DATA LISTING:
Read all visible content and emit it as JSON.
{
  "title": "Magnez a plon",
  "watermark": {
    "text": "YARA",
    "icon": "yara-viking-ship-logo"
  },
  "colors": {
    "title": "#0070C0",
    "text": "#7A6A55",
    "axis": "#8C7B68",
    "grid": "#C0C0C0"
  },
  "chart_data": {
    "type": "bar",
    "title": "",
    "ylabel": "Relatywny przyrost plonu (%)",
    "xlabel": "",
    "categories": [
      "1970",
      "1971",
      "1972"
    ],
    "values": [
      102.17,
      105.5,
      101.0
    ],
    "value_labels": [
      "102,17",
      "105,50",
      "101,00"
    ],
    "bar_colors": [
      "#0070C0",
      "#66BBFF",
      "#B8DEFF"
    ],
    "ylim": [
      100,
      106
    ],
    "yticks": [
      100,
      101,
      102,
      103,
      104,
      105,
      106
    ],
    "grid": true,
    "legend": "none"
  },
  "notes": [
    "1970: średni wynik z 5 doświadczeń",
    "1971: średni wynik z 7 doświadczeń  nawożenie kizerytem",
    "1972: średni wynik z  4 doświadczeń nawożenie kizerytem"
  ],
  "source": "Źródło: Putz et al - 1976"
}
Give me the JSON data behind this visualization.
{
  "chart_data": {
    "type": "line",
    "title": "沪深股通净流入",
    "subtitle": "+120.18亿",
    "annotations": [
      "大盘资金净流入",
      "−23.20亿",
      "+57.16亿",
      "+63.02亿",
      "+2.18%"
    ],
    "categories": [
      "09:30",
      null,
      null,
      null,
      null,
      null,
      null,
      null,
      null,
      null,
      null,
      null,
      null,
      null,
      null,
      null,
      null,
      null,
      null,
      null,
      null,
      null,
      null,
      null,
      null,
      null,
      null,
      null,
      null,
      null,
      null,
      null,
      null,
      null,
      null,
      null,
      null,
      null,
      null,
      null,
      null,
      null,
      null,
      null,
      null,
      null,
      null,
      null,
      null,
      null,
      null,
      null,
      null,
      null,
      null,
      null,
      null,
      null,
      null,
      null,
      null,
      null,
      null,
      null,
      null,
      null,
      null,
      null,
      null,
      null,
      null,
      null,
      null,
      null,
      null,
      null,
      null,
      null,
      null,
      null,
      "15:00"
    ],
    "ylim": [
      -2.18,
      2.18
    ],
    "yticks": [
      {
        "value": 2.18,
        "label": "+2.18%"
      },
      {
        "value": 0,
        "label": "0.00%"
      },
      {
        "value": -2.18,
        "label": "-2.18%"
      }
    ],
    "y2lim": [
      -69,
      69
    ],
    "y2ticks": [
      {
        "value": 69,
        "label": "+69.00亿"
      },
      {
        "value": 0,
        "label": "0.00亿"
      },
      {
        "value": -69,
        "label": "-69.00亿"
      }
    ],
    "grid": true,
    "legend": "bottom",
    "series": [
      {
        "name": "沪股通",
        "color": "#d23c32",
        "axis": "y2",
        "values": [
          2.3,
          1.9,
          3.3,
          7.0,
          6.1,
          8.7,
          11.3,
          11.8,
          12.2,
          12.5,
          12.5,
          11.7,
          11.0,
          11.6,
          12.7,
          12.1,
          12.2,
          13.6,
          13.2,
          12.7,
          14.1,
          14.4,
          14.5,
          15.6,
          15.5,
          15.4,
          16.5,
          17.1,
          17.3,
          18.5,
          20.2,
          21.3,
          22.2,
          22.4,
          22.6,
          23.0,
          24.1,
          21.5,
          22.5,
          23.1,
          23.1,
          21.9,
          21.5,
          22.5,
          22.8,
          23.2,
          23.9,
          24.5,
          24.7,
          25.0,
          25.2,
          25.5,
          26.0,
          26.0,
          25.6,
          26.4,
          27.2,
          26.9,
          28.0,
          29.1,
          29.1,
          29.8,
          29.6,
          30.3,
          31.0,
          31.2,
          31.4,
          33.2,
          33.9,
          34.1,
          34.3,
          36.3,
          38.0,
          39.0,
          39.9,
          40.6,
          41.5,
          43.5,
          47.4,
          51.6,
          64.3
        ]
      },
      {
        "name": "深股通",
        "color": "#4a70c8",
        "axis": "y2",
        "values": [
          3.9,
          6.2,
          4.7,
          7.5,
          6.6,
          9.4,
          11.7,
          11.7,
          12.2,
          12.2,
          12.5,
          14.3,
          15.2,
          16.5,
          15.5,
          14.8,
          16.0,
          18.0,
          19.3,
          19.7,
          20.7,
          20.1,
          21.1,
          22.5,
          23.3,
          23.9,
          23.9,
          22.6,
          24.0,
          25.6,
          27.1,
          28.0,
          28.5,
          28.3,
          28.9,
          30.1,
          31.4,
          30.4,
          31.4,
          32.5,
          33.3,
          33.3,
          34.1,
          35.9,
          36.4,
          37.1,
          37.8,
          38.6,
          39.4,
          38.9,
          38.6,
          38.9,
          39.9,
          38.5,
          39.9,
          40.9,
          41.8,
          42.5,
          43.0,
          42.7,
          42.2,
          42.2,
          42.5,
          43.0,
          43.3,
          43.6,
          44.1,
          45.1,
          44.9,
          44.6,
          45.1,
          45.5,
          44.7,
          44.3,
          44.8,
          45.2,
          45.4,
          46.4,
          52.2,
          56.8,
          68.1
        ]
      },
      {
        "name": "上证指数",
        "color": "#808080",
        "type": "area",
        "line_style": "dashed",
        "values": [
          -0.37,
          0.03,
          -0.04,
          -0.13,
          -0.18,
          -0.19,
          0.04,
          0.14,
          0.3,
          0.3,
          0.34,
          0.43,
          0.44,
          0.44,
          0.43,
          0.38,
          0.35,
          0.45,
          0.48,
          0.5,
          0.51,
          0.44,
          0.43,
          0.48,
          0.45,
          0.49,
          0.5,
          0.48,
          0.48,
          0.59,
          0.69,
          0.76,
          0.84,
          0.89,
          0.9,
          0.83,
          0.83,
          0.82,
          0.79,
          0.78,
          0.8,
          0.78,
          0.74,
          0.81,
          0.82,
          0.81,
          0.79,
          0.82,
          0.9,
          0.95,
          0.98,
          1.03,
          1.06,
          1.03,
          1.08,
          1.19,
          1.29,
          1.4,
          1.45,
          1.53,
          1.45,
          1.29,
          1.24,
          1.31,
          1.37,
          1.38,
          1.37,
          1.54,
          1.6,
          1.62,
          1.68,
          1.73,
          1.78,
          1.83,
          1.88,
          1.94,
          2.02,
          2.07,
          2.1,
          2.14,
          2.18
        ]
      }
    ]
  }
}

AIM: Calculate how many lines of the material include the string "nawożenie", and state that number by itself.

RESPONSE TO THE EXERCISE: 2